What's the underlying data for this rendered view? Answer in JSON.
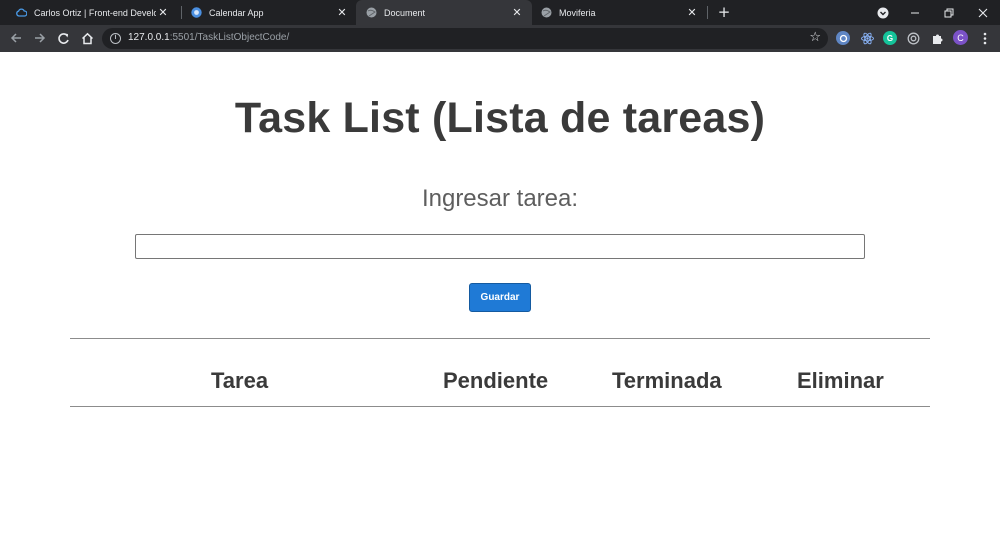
{
  "browser": {
    "tabs": [
      {
        "title": "Carlos Ortiz | Front-end Develop",
        "icon": "cloud-icon",
        "active": false
      },
      {
        "title": "Calendar App",
        "icon": "calendar-app-icon",
        "active": false
      },
      {
        "title": "Document",
        "icon": "globe-icon",
        "active": true
      },
      {
        "title": "Moviferia",
        "icon": "globe-icon",
        "active": false
      }
    ],
    "address": {
      "host": "127.0.0.1",
      "rest": ":5501/TaskListObjectCode/"
    },
    "profile_initial": "C",
    "extension_g_label": "G"
  },
  "page": {
    "title": "Task List (Lista de tareas)",
    "input_label": "Ingresar tarea:",
    "task_input_value": "",
    "save_button": "Guardar",
    "columns": [
      "Tarea",
      "Pendiente",
      "Terminada",
      "Eliminar"
    ]
  },
  "colors": {
    "accent_button": "#1f7ad6",
    "heading_text": "#3a3a3a",
    "chrome_dark": "#202124",
    "chrome_toolbar": "#35363a",
    "profile_avatar": "#7b52c7",
    "extension_g": "#15c39a"
  }
}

───

Repeat the listing in full and exactly. Do not include any images.

What's the underlying data for this rendered view? Answer in JSON.
{
  "browser": {
    "tabs": [
      {
        "title": "Carlos Ortiz | Front-end Develop",
        "icon": "cloud-icon",
        "active": false
      },
      {
        "title": "Calendar App",
        "icon": "calendar-app-icon",
        "active": false
      },
      {
        "title": "Document",
        "icon": "globe-icon",
        "active": true
      },
      {
        "title": "Moviferia",
        "icon": "globe-icon",
        "active": false
      }
    ],
    "address": {
      "host": "127.0.0.1",
      "rest": ":5501/TaskListObjectCode/"
    },
    "profile_initial": "C",
    "extension_g_label": "G"
  },
  "page": {
    "title": "Task List (Lista de tareas)",
    "input_label": "Ingresar tarea:",
    "task_input_value": "",
    "save_button": "Guardar",
    "columns": [
      "Tarea",
      "Pendiente",
      "Terminada",
      "Eliminar"
    ]
  },
  "colors": {
    "accent_button": "#1f7ad6",
    "heading_text": "#3a3a3a",
    "chrome_dark": "#202124",
    "chrome_toolbar": "#35363a",
    "profile_avatar": "#7b52c7",
    "extension_g": "#15c39a"
  }
}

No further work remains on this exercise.